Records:
(begin)

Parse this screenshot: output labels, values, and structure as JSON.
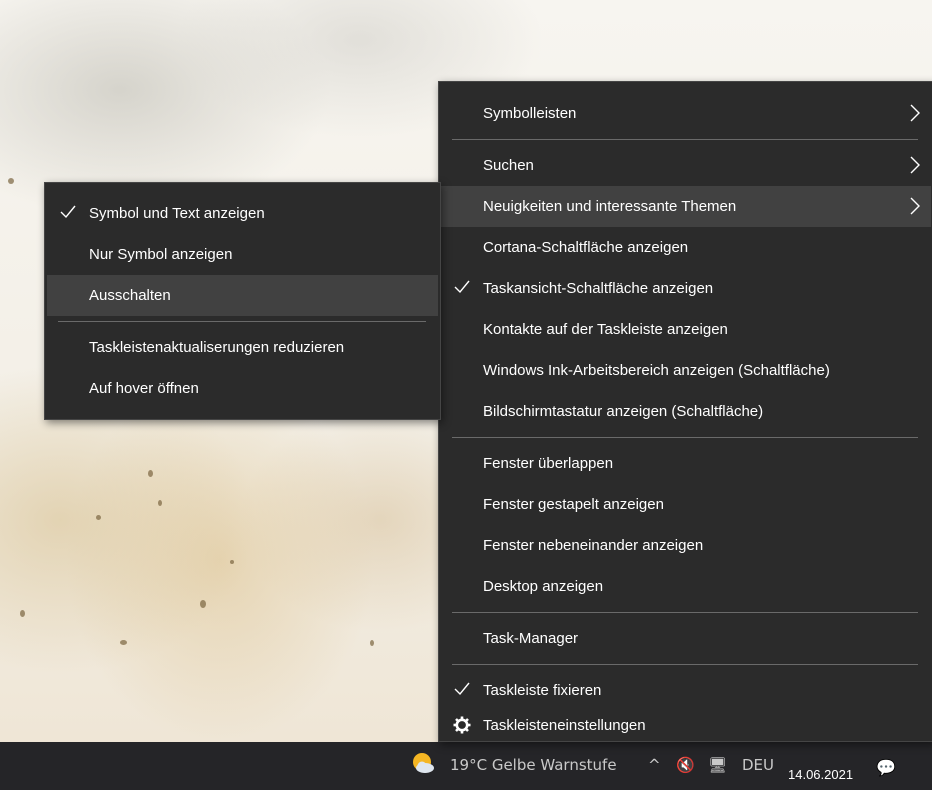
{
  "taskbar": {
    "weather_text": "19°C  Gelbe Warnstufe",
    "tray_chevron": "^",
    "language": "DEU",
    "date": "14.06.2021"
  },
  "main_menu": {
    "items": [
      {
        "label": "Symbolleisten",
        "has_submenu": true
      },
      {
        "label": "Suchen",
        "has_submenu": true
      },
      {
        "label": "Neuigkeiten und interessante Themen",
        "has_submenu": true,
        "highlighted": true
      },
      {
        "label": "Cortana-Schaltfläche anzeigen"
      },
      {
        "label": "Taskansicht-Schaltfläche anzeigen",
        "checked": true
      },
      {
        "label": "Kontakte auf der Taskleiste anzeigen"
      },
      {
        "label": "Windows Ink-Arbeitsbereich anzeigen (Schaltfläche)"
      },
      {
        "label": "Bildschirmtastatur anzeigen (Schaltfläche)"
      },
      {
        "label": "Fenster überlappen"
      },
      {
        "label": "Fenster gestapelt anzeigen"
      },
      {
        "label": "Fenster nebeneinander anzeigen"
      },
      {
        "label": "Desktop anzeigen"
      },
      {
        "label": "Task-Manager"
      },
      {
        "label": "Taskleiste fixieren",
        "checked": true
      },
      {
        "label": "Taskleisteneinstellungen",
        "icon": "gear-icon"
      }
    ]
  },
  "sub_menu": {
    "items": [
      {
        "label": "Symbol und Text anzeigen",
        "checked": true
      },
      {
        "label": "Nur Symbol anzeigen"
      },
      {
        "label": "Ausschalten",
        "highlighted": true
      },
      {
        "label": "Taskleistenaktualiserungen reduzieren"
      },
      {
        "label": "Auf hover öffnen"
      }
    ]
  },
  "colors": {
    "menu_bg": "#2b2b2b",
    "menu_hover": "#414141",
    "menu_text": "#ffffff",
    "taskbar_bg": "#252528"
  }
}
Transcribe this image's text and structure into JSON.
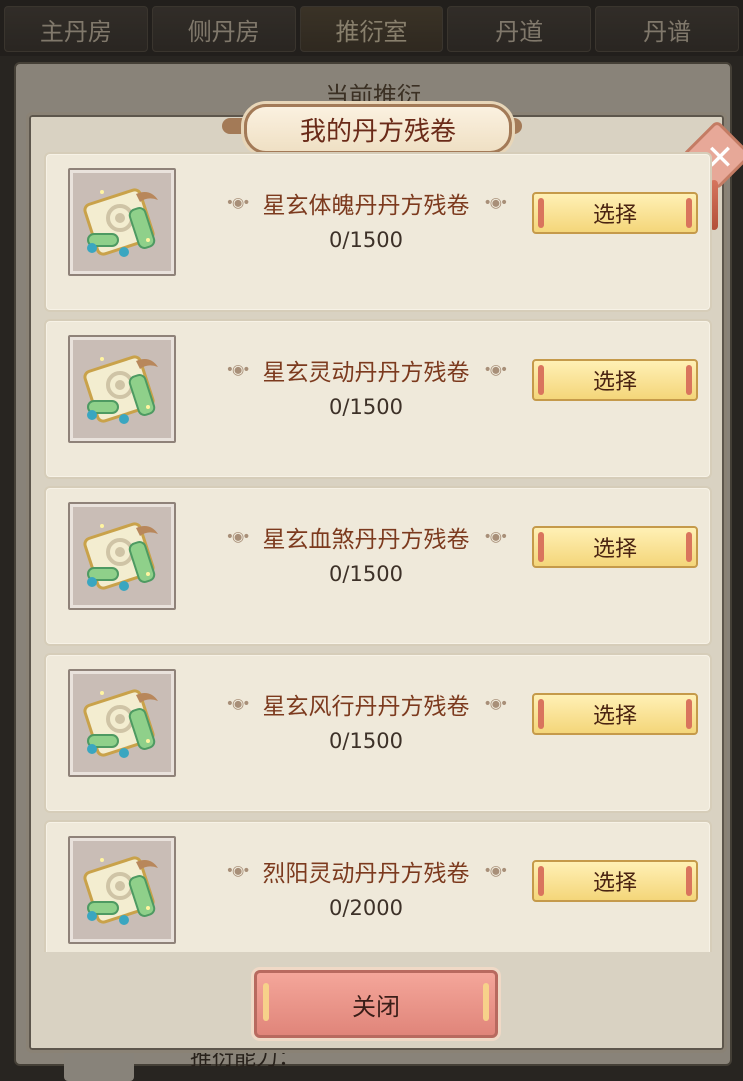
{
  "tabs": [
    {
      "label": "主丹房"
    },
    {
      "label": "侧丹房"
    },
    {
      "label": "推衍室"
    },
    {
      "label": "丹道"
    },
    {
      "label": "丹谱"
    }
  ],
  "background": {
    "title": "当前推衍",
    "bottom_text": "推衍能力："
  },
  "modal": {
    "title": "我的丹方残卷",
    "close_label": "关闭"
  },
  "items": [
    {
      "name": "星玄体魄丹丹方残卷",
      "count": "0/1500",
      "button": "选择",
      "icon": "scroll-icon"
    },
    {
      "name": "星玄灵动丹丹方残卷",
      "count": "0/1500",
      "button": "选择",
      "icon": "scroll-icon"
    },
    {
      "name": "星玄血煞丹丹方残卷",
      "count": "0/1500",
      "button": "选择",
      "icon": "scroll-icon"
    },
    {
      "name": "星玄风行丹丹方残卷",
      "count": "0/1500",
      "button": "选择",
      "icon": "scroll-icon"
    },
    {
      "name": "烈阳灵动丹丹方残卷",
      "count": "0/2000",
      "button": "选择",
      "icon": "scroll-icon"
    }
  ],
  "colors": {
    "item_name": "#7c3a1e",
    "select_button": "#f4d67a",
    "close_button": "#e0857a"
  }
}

(end)
(begin)

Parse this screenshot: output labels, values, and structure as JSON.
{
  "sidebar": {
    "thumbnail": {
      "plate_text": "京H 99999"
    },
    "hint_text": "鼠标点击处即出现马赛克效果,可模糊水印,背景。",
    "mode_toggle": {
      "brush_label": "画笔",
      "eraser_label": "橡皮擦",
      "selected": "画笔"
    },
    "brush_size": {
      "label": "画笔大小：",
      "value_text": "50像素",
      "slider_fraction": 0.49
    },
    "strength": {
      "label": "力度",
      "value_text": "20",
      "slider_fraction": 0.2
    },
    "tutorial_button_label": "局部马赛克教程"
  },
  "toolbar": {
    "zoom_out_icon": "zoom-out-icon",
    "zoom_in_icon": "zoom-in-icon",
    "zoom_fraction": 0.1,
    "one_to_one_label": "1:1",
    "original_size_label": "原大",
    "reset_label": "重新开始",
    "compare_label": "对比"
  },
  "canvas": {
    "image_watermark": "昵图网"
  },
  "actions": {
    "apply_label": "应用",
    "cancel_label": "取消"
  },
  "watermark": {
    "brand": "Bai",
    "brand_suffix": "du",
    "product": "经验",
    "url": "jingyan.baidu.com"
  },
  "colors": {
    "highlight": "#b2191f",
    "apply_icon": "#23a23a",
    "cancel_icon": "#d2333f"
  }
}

(end)
(begin)

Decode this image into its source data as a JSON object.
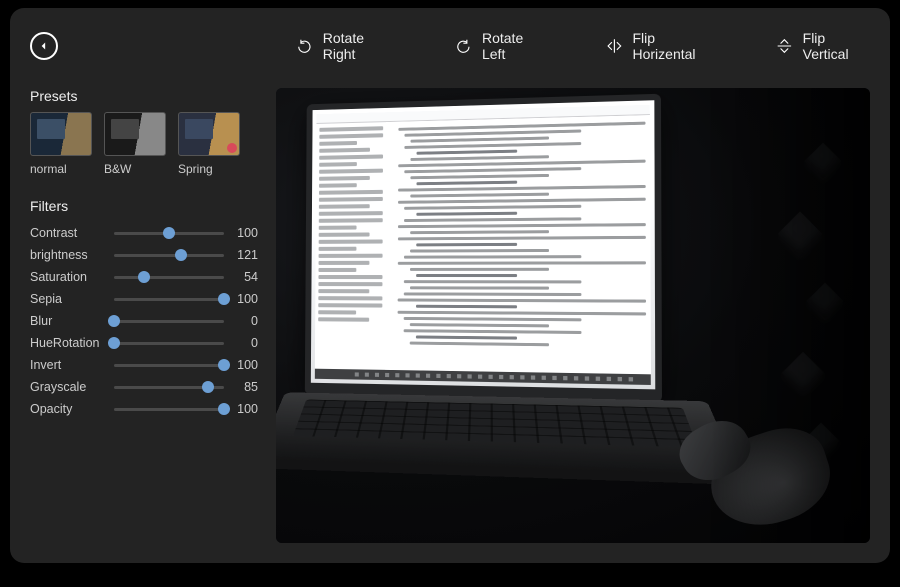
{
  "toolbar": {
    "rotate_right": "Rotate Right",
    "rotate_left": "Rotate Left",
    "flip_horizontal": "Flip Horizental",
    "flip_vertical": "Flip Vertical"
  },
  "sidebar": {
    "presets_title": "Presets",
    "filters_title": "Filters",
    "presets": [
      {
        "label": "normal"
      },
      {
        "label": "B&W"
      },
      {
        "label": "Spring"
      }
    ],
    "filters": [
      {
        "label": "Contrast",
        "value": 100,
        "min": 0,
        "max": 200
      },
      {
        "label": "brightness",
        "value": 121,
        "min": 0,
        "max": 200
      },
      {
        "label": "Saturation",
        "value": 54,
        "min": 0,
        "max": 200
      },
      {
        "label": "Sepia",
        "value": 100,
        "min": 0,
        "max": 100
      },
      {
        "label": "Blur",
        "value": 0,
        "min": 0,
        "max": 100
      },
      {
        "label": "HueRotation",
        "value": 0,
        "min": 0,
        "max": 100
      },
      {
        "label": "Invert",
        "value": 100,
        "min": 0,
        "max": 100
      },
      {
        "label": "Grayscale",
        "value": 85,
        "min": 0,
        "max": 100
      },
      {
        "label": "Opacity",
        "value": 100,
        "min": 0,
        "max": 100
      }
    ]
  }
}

(end)

Scan the material above. Extract every line in which the word "anzeigen" occurs.

Exercise response:
        "label": "Cortana-Schaltfläche anzeigen"
        "label": "Taskansicht-Schaltfläche anzeigen",
        "label": "Kontakte auf der Taskleiste anzeigen"
        "label": "Windows Ink-Arbeitsbereich anzeigen (Schaltfläche)"
        "label": "Bildschirmtastatur anzeigen (Schaltfläche)"
        "label": "Fenster gestapelt anzeigen"
        "label": "Fenster nebeneinander anzeigen"
        "label": "Desktop anzeigen"
        "label": "Symbol und Text anzeigen",
        "label": "Nur Symbol anzeigen"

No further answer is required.